Records from a collection:
● ● ● ● ●
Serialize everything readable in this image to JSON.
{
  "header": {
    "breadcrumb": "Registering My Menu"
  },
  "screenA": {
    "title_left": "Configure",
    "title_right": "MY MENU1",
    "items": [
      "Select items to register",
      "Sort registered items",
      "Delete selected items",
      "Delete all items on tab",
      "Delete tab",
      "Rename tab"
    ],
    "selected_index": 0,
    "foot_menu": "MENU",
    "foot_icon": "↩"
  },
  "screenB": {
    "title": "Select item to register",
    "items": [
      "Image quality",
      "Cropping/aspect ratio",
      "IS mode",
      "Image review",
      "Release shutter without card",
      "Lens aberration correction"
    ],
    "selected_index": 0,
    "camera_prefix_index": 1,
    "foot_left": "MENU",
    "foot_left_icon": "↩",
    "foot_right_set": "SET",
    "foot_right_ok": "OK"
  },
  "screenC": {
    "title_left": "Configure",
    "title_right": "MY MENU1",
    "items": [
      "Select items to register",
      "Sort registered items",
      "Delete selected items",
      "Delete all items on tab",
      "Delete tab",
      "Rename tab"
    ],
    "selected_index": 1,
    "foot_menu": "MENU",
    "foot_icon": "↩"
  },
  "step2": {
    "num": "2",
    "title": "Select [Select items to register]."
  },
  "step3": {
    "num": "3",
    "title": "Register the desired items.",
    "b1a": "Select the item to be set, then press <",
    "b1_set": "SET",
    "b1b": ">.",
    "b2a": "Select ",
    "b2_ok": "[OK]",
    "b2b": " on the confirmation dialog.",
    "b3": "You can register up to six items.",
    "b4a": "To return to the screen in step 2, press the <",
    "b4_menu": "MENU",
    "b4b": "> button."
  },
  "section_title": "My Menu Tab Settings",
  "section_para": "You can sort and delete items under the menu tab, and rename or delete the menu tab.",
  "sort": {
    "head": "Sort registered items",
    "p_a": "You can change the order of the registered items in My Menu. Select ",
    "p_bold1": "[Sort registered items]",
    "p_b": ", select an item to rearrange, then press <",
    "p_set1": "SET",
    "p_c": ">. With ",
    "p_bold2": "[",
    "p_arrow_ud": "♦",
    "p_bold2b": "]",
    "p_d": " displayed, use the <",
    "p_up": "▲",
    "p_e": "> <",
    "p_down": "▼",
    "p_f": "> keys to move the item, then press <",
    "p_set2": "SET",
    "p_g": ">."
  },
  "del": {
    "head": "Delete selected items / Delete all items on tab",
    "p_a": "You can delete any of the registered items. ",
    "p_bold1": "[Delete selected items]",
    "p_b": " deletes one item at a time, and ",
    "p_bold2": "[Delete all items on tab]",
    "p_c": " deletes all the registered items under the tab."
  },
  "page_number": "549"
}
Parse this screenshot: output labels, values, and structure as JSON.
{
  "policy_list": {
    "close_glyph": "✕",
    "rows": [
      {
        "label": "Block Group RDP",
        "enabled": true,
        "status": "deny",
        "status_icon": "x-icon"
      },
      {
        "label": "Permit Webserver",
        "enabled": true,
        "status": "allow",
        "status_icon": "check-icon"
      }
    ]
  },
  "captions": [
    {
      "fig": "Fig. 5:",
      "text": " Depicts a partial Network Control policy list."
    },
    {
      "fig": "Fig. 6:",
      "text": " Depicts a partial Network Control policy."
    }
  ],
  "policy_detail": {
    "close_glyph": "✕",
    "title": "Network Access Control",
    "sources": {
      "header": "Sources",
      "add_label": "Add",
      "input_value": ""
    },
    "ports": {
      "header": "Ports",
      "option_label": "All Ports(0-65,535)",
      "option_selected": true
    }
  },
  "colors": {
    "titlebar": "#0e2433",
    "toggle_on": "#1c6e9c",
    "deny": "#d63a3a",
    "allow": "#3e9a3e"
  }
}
● ● ● ● ●
# TASK TO CARRY OUT
Determine how many of the lines above hold the word "partial", and output that number by itself.

# FULL SOLUTION
2